> [The problem]
Scan the following material for the string "Fruit" and copy each line in which it appears.

Start of Provided data

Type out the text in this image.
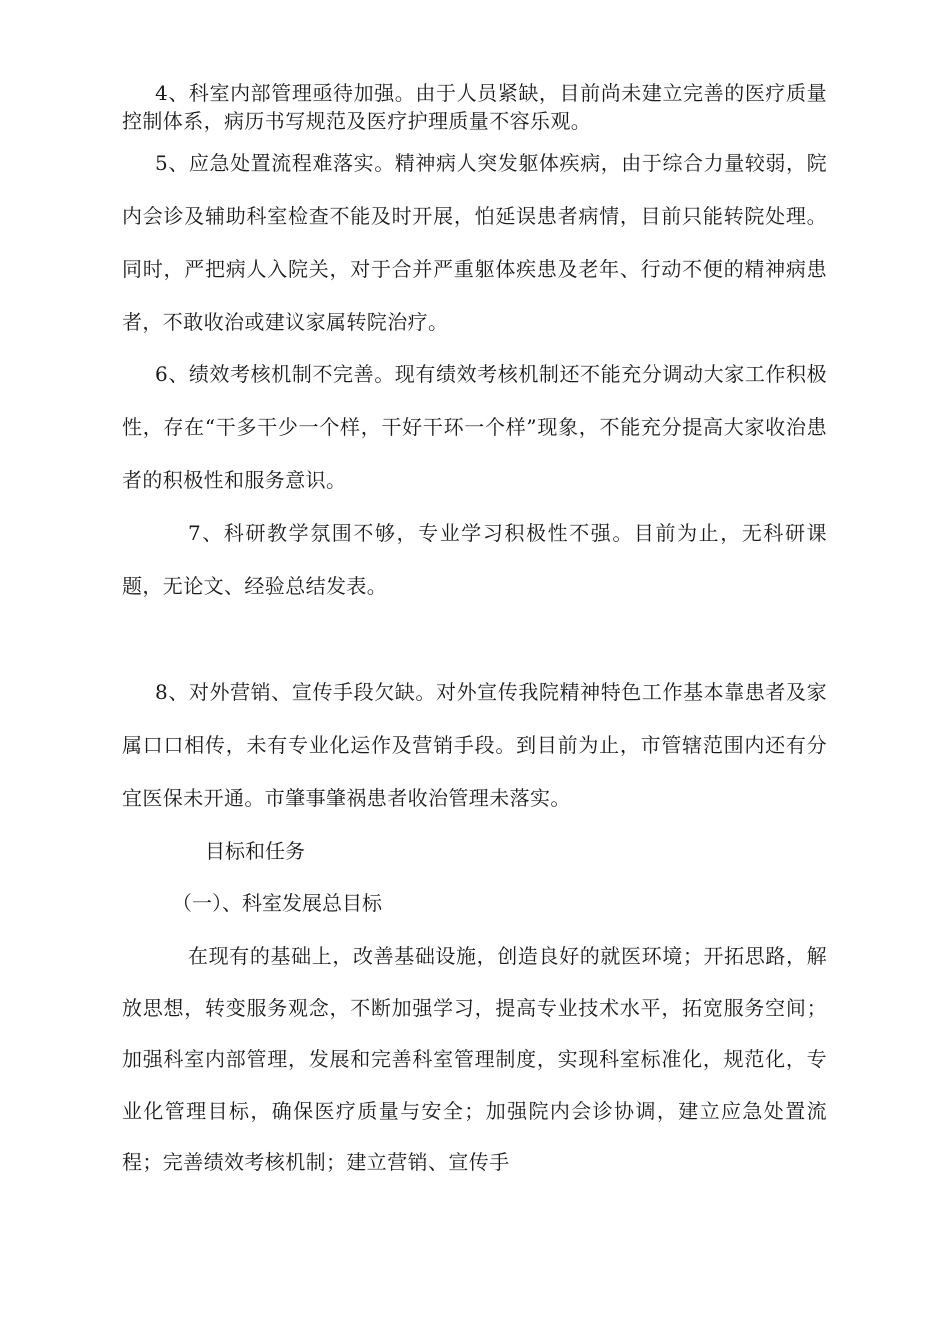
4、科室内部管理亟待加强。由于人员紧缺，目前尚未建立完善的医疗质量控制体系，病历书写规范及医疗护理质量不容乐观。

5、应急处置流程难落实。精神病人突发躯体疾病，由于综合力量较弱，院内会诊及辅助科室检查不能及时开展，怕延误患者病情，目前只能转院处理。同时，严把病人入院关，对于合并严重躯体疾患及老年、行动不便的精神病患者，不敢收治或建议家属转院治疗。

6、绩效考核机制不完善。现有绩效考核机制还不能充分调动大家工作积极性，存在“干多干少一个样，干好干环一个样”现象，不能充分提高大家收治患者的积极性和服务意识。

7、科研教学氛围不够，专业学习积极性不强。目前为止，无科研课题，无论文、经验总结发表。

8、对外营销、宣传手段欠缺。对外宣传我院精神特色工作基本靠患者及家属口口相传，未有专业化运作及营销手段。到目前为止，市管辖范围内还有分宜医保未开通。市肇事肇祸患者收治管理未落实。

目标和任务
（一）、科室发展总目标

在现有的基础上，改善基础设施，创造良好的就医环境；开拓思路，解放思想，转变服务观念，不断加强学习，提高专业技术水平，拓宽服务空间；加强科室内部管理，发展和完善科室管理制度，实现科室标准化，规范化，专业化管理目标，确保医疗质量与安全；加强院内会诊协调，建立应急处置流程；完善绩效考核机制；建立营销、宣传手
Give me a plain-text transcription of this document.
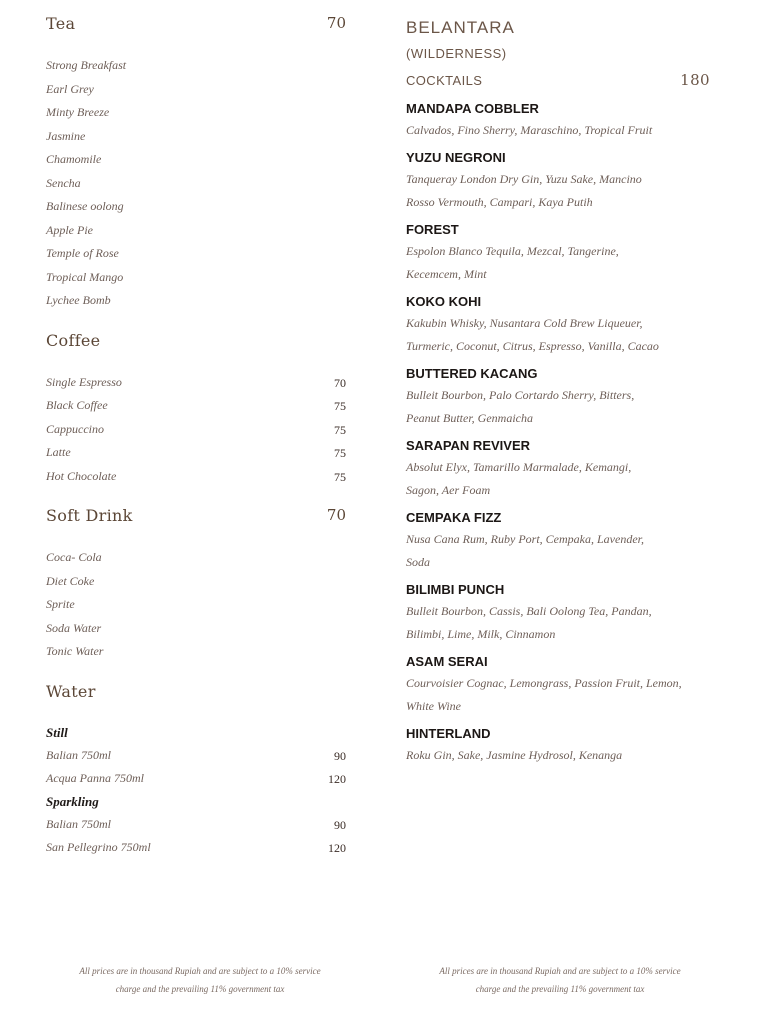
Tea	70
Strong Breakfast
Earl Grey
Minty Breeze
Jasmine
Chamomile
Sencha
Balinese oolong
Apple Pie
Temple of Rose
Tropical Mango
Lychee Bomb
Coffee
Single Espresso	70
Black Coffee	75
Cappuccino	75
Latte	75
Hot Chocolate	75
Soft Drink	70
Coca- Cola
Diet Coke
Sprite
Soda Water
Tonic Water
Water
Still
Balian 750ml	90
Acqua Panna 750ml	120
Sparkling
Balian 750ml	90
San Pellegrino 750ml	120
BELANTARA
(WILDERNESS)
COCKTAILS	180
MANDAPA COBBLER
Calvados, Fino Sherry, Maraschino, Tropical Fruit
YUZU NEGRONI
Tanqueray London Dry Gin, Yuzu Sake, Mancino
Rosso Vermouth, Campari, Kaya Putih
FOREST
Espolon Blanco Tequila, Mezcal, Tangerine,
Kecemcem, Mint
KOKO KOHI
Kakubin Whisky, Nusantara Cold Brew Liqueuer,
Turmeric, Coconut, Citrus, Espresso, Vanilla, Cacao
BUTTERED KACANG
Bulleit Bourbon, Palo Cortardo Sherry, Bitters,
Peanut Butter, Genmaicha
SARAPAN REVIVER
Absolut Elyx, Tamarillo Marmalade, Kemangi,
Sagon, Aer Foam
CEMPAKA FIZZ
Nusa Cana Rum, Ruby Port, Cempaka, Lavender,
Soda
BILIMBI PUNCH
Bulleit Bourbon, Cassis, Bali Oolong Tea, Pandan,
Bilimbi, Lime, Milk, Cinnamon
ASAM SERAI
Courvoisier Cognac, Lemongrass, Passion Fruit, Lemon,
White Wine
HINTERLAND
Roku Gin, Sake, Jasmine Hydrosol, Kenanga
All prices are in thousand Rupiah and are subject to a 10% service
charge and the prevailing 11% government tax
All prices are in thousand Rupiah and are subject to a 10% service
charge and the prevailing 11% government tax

End of Provided data

> [Finished exercise]
Calvados, Fino Sherry, Maraschino, Tropical Fruit
Courvoisier Cognac, Lemongrass, Passion Fruit, Lemon,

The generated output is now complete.